**What you have to do**
Every line with the word "price" in it should be extracted from the data that follows.

**Given records**
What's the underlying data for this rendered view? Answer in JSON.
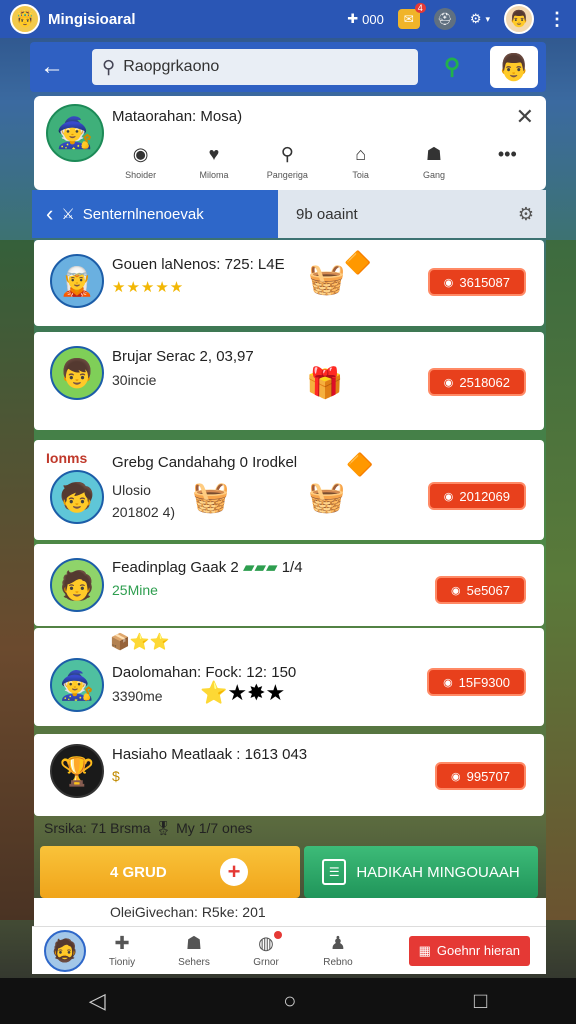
{
  "topbar": {
    "title": "Mingisioaral",
    "count_label": "000",
    "notif_badge": "4"
  },
  "search": {
    "value": "Raopgrkaono"
  },
  "profile_card": {
    "name": "Mataorahan: Mosa)",
    "tabs": [
      {
        "label": "Shoider"
      },
      {
        "label": "Miloma"
      },
      {
        "label": "Pangeriga"
      },
      {
        "label": "Toia"
      },
      {
        "label": "Gang"
      }
    ]
  },
  "filter": {
    "left_label": "Senternlnenoevak",
    "right_label": "9b oaaint"
  },
  "rows": [
    {
      "title": "Gouen laNenos: 725: L4E",
      "sub": "★★★★★",
      "price": "3615087"
    },
    {
      "title": "Brujar Serac 2, 03,97",
      "sub": "30incie",
      "price": "2518062"
    },
    {
      "title": "Grebg Candahahg 0 Irodkel",
      "sub": "Ulosio",
      "sub2": "201802 4)",
      "price": "2012069",
      "corner": "Ionms"
    },
    {
      "title": "Feadinplag Gaak 2",
      "title_extra": "1/4",
      "sub": "25Mine",
      "price": "5e5067"
    },
    {
      "title": "Daolomahan: Fock: 12: 150",
      "sub": "3390me",
      "price": "15F9300"
    },
    {
      "title": "Hasiaho Meatlaak : 1613 043",
      "sub": "$",
      "price": "995707"
    }
  ],
  "summary": "Srsika: 71 Brsma 🎖 My 1/7 ones",
  "actions": {
    "yellow_label": "4 GRUD",
    "green_label": "HADIKAH MINGOUAAH"
  },
  "partial_row": "OleiGivechan: R5ke: 201",
  "bottomnav": {
    "items": [
      {
        "label": "Tioniy"
      },
      {
        "label": "Sehers"
      },
      {
        "label": "Grnor"
      },
      {
        "label": "Rebno"
      }
    ],
    "red_label": "Goehnr hieran"
  }
}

**Exercise result**
      "price": "3615087"
      "price": "2518062"
      "price": "2012069",
      "price": "5e5067"
      "price": "15F9300"
      "price": "995707"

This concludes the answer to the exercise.